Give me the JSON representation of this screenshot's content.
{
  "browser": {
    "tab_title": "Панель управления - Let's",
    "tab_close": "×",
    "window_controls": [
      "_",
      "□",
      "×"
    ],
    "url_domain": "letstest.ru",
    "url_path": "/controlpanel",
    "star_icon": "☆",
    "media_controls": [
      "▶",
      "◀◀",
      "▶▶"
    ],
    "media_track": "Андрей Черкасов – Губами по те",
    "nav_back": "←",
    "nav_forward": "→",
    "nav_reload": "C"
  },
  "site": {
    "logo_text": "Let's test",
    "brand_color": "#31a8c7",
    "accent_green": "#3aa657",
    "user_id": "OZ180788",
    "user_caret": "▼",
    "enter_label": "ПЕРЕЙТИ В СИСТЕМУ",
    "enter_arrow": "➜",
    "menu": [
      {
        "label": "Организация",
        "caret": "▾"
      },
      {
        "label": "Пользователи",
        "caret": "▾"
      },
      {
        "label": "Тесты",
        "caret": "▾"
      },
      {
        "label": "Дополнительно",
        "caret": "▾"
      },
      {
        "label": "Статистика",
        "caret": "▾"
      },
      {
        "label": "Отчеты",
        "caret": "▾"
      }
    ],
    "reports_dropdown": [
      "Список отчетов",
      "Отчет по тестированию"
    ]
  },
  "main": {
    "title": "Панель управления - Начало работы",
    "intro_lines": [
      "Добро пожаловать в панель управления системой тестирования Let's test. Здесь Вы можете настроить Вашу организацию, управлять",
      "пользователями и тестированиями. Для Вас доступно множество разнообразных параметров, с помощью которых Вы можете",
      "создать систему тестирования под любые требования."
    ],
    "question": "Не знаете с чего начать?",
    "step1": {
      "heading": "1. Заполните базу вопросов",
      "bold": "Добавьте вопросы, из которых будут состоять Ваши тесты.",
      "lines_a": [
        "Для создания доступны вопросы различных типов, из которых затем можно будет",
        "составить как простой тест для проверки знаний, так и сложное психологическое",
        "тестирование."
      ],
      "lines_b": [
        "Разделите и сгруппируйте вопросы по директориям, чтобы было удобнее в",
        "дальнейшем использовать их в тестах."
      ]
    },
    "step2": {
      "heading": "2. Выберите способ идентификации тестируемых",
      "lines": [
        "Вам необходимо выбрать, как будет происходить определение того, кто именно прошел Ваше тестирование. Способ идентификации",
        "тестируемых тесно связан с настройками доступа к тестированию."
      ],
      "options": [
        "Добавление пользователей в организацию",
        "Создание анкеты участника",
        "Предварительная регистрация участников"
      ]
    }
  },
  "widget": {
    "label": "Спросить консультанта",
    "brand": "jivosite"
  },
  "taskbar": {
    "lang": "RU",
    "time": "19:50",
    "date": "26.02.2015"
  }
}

━━━━

WHAT YOU HAVE TO DO:
Copy out each line of the records that holds the string "тестируемых".

THE RESPONSE:
      "heading": "2. Выберите способ идентификации тестируемых",
        "тестируемых тесно связан с настройками доступа к тестированию."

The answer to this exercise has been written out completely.